Exercise instructions:
Could you format every line of the records as a JSON list of strings, one string per line, leaving out blank lines?

□ □ □ □ □ □ □

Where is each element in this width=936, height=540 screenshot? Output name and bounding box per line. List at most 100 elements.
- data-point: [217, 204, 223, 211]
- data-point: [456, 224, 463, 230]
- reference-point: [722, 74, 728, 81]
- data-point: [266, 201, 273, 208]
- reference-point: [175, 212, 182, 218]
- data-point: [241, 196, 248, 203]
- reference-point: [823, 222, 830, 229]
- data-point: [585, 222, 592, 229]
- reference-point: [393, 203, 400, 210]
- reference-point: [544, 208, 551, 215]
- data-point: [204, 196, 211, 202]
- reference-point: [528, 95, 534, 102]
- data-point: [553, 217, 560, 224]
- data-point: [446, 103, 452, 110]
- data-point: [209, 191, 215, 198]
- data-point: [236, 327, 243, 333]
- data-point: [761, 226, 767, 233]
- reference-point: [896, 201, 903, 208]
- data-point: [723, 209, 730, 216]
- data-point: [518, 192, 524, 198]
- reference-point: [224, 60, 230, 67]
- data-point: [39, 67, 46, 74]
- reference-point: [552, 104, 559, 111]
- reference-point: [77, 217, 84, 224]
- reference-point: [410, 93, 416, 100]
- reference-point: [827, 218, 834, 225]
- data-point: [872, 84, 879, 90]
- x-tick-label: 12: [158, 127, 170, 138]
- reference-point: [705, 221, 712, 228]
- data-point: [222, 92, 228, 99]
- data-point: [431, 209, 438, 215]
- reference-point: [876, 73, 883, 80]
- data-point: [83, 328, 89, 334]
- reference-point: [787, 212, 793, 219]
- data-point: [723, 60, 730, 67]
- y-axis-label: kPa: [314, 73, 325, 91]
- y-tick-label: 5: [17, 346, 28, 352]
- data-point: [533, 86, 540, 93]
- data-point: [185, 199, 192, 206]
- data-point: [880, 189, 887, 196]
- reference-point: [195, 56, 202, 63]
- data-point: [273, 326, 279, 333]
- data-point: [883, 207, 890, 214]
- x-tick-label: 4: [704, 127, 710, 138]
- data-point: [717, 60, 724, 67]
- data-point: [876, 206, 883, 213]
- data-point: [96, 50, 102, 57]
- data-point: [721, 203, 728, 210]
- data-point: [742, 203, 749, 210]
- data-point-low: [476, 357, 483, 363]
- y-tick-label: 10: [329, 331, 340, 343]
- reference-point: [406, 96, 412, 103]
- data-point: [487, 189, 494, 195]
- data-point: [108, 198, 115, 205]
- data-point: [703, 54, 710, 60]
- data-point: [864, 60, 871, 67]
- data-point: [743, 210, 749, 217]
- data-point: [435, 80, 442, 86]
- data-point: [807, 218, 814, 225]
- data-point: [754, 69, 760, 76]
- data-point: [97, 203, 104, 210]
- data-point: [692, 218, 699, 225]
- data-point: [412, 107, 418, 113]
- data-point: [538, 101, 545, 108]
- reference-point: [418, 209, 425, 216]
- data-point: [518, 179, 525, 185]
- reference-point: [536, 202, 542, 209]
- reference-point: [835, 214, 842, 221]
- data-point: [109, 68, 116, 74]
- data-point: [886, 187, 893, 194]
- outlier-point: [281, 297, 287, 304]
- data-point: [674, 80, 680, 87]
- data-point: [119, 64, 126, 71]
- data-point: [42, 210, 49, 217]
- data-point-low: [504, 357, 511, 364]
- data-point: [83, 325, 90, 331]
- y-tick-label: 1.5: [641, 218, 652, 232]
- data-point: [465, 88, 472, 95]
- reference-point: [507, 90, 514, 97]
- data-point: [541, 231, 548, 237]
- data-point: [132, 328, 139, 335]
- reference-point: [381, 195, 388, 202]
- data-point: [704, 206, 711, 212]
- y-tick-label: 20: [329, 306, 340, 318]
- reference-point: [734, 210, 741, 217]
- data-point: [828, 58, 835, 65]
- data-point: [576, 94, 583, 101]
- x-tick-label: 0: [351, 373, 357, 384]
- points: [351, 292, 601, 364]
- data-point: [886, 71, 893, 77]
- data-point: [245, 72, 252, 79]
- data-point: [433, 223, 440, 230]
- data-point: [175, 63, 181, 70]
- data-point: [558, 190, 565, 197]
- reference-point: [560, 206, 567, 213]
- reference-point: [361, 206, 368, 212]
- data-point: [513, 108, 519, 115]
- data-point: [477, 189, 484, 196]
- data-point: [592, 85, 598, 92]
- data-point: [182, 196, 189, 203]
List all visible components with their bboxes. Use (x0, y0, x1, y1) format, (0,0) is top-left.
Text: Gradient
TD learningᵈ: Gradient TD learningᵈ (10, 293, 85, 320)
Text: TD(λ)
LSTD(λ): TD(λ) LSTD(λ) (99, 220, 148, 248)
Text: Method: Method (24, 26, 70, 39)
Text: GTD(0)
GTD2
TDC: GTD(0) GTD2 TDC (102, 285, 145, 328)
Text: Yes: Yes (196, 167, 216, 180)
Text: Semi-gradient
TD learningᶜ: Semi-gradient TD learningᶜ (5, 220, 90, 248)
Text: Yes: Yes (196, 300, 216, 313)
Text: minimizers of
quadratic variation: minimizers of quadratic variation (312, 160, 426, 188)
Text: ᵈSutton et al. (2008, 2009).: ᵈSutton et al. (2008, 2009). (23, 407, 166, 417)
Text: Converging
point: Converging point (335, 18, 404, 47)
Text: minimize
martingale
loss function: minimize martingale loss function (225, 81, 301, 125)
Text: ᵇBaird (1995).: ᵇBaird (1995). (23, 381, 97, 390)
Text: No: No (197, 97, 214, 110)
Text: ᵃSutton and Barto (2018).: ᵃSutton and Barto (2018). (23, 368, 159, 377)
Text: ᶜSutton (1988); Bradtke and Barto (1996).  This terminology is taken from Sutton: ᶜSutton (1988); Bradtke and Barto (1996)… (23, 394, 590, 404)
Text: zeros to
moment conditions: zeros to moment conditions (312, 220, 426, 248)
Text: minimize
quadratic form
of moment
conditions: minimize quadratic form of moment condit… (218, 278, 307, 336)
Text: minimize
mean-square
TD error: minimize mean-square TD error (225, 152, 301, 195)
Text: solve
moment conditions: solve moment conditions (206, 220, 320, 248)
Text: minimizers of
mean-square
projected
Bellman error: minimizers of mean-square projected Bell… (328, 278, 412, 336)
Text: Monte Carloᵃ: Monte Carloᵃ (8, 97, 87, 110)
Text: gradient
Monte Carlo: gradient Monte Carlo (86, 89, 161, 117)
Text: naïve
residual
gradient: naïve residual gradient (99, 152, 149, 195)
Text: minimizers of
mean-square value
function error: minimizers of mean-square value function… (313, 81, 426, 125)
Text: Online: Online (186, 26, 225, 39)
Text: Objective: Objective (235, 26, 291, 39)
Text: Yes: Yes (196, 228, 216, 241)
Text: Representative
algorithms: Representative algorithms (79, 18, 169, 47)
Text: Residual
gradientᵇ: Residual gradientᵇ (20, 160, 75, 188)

□ □ □ □ □ □ □

Full answer:
[
  "Where is each element in this width=936, height=540 screenshot? Output name and bounding box per line. List at most 100 elements.",
  "- data-point: [217, 204, 223, 211]",
  "- data-point: [456, 224, 463, 230]",
  "- reference-point: [722, 74, 728, 81]",
  "- data-point: [266, 201, 273, 208]",
  "- reference-point: [175, 212, 182, 218]",
  "- data-point: [241, 196, 248, 203]",
  "- reference-point: [823, 222, 830, 229]",
  "- data-point: [585, 222, 592, 229]",
  "- reference-point: [393, 203, 400, 210]",
  "- reference-point: [544, 208, 551, 215]",
  "- data-point: [204, 196, 211, 202]",
  "- reference-point: [528, 95, 534, 102]",
  "- data-point: [553, 217, 560, 224]",
  "- data-point: [446, 103, 452, 110]",
  "- data-point: [209, 191, 215, 198]",
  "- data-point: [236, 327, 243, 333]",
  "- data-point: [761, 226, 767, 233]",
  "- reference-point: [896, 201, 903, 208]",
  "- data-point: [723, 209, 730, 216]",
  "- data-point: [518, 192, 524, 198]",
  "- reference-point: [224, 60, 230, 67]",
  "- data-point: [39, 67, 46, 74]",
  "- reference-point: [552, 104, 559, 111]",
  "- reference-point: [77, 217, 84, 224]",
  "- reference-point: [410, 93, 416, 100]",
  "- reference-point: [827, 218, 834, 225]",
  "- data-point: [872, 84, 879, 90]",
  "- x-tick-label: 12: [158, 127, 170, 138]",
  "- reference-point: [705, 221, 712, 228]",
  "- data-point: [222, 92, 228, 99]",
  "- data-point: [431, 209, 438, 215]",
  "- reference-point: [876, 73, 883, 80]",
  "- data-point: [83, 328, 89, 334]",
  "- reference-point: [787, 212, 793, 219]",
  "- data-point: [723, 60, 730, 67]",
  "- y-axis-label: kPa: [314, 73, 325, 91]",
  "- y-tick-label: 5: [17, 346, 28, 352]",
  "- data-point: [533, 86, 540, 93]",
  "- data-point: [185, 199, 192, 206]",
  "- data-point: [880, 189, 887, 196]",
  "- reference-point: [195, 56, 202, 63]",
  "- data-point: [273, 326, 279, 333]",
  "- data-point: [883, 207, 890, 214]",
  "- x-tick-label: 4: [704, 127, 710, 138]",
  "- data-point: [717, 60, 724, 67]",
  "- data-point: [876, 206, 883, 213]",
  "- data-point: [96, 50, 102, 57]",
  "- data-point: [721, 203, 728, 210]",
  "- data-point: [742, 203, 749, 210]",
  "- data-point-low: [476, 357, 483, 363]",
  "- y-tick-label: 10: [329, 331, 340, 343]",
  "- reference-point: [406, 96, 412, 103]",
  "- data-point: [487, 189, 494, 195]",
  "- data-point: [108, 198, 115, 205]",
  "- data-point: [703, 54, 710, 60]",
  "- data-point: [864, 60, 871, 67]",
  "- data-point: [743, 210, 749, 217]",
  "- data-point: [435, 80, 442, 86]",
  "- data-point: [807, 218, 814, 225]",
  "- data-point: [754, 69, 760, 76]",
  "- data-point: [97, 203, 104, 210]",
  "- data-point: [692, 218, 699, 225]",
  "- data-point: [412, 107, 418, 113]",
  "- data-point: [538, 101, 545, 108]",
  "- reference-point: [418, 209, 425, 216]",
  "- data-point: [518, 179, 525, 185]",
  "- reference-point: [536, 202, 542, 209]",
  "- reference-point: [835, 214, 842, 221]",
  "- data-point: [109, 68, 116, 74]",
  "- data-point: [886, 187, 893, 194]",
  "- outlier-point: [281, 297, 287, 304]",
  "- data-point: [674, 80, 680, 87]",
  "- data-point: [119, 64, 126, 71]",
  "- data-point: [42, 210, 49, 217]",
  "- data-point-low: [504, 357, 511, 364]",
  "- data-point: [83, 325, 90, 331]",
  "- y-tick-label: 1.5: [641, 218, 652, 232]",
  "- data-point: [465, 88, 472, 95]",
  "- reference-point: [507, 90, 514, 97]",
  "- data-point: [541, 231, 548, 237]",
  "- data-point: [132, 328, 139, 335]",
  "- reference-point: [381, 195, 388, 202]",
  "- data-point: [704, 206, 711, 212]",
  "- y-tick-label: 20: [329, 306, 340, 318]",
  "- reference-point: [734, 210, 741, 217]",
  "- data-point: [828, 58, 835, 65]",
  "- data-point: [576, 94, 583, 101]",
  "- x-tick-label: 0: [351, 373, 357, 384]",
  "- points: [351, 292, 601, 364]",
  "- data-point: [886, 71, 893, 77]",
  "- data-point: [245, 72, 252, 79]",
  "- data-point: [433, 223, 440, 230]",
  "- data-point: [175, 63, 181, 70]",
  "- data-point: [558, 190, 565, 197]",
  "- reference-point: [560, 206, 567, 213]",
  "- reference-point: [361, 206, 368, 212]",
  "- data-point: [513, 108, 519, 115]",
  "- data-point: [477, 189, 484, 196]",
  "- data-point: [592, 85, 598, 92]",
  "- data-point: [182, 196, 189, 203]",
  "List all visible components with their bboxes. Use (x0, y0, x1, y1) format, (0,0) is top-left.",
  "Text: Gradient",
  "TD learningᵈ: Gradient TD learningᵈ (10, 293, 85, 320)",
  "Text: TD(λ)",
  "LSTD(λ): TD(λ) LSTD(λ) (99, 220, 148, 248)",
  "Text: Method: Method (24, 26, 70, 39)",
  "Text: GTD(0)",
  "GTD2",
  "TDC: GTD(0) GTD2 TDC (102, 285, 145, 328)",
  "Text: Yes: Yes (196, 167, 216, 180)",
  "Text: Semi-gradient",
  "TD learningᶜ: Semi-gradient TD learningᶜ (5, 220, 90, 248)",
  "Text: Yes: Yes (196, 300, 216, 313)",
  "Text: minimizers of",
  "quadratic variation: minimizers of quadratic variation (312, 160, 426, 188)",
  "Text: ᵈSutton et al. (2008, 2009).: ᵈSutton et al. (2008, 2009). (23, 407, 166, 417)",
  "Text: Converging",
  "point: Converging point (335, 18, 404, 47)",
  "Text: minimize",
  "martingale",
  "loss function: minimize martingale loss function (225, 81, 301, 125)",
  "Text: ᵇBaird (1995).: ᵇBaird (1995). (23, 381, 97, 390)",
  "Text: No: No (197, 97, 214, 110)",
  "Text: ᵃSutton and Barto (2018).: ᵃSutton and Barto (2018). (23, 368, 159, 377)",
  "Text: ᶜSutton (1988); Bradtke and Barto (1996).  This terminology is taken from Sutton: ᶜSutton (1988); Bradtke and Barto (1996)… (23, 394, 590, 404)",
  "Text: zeros to",
  "moment conditions: zeros to moment conditions (312, 220, 426, 248)",
  "Text: minimize",
  "quadratic form",
  "of moment",
  "conditions: minimize quadratic form of moment condit… (218, 278, 307, 336)",
  "Text: minimize",
  "mean-square",
  "TD error: minimize mean-square TD error (225, 152, 301, 195)",
  "Text: solve",
  "moment conditions: solve moment conditions (206, 220, 320, 248)",
  "Text: minimizers of",
  "mean-square",
  "projected",
  "Bellman error: minimizers of mean-square projected Bell… (328, 278, 412, 336)",
  "Text: Monte Carloᵃ: Monte Carloᵃ (8, 97, 87, 110)",
  "Text: gradient",
  "Monte Carlo: gradient Monte Carlo (86, 89, 161, 117)",
  "Text: naïve",
  "residual",
  "gradient: naïve residual gradient (99, 152, 149, 195)",
  "Text: minimizers of",
  "mean-square value",
  "function error: minimizers of mean-square value function… (313, 81, 426, 125)",
  "Text: Online: Online (186, 26, 225, 39)",
  "Text: Objective: Objective (235, 26, 291, 39)",
  "Text: Yes: Yes (196, 228, 216, 241)",
  "Text: Representative",
  "algorithms: Representative algorithms (79, 18, 169, 47)",
  "Text: Residual",
  "gradientᵇ: Residual gradientᵇ (20, 160, 75, 188)"
]